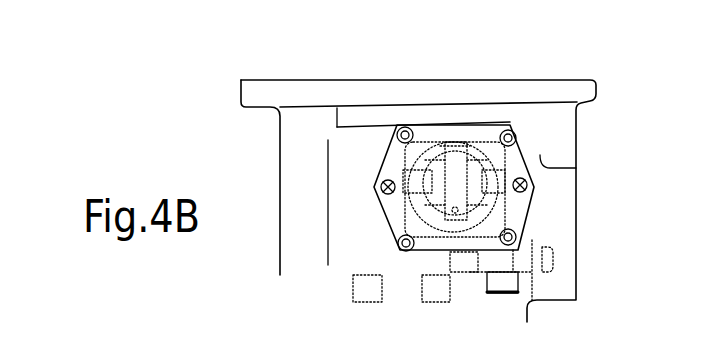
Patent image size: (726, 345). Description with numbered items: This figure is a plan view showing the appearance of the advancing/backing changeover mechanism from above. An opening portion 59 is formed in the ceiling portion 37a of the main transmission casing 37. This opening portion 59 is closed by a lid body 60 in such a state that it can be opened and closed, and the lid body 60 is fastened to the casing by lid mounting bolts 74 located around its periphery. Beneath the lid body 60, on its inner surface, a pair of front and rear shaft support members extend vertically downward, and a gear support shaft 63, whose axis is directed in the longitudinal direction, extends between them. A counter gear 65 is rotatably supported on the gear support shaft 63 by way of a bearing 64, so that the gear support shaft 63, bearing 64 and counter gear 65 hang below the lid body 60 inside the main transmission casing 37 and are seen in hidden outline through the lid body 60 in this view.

The main transmission casing 37 is at (596, 128).
The ceiling portion 37a is at (343, 153).
The opening portion 59 is at (413, 226).
The lid body 60 is at (518, 208).
The gear support shaft 63 is at (453, 203).
The bearing 64 is at (488, 170).
The counter gear 65 is at (422, 150).
The lid mounting bolt 74 is at (511, 130).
———
▶ _Work required_: Copy the lines above word for word, leaving out the picture.

▶ _In response_:
Patent image size: (726, 345). Description with numbered items: This figure is a plan view showing the appearance of the advancing/backing changeover mechanism from above. An opening portion 59 is formed in the ceiling portion 37a of the main transmission casing 37. This opening portion 59 is closed by a lid body 60 in such a state that it can be opened and closed, and the lid body 60 is fastened to the casing by lid mounting bolts 74 located around its periphery. Beneath the lid body 60, on its inner surface, a pair of front and rear shaft support members extend vertically downward, and a gear support shaft 63, whose axis is directed in the longitudinal direction, extends between them. A counter gear 65 is rotatably supported on the gear support shaft 63 by way of a bearing 64, so that the gear support shaft 63, bearing 64 and counter gear 65 hang below the lid body 60 inside the main transmission casing 37 and are seen in hidden outline through the lid body 60 in this view.

The main transmission casing 37 is at (596, 128).
The ceiling portion 37a is at (343, 153).
The opening portion 59 is at (413, 226).
The lid body 60 is at (518, 208).
The gear support shaft 63 is at (453, 203).
The bearing 64 is at (488, 170).
The counter gear 65 is at (422, 150).
The lid mounting bolt 74 is at (511, 130).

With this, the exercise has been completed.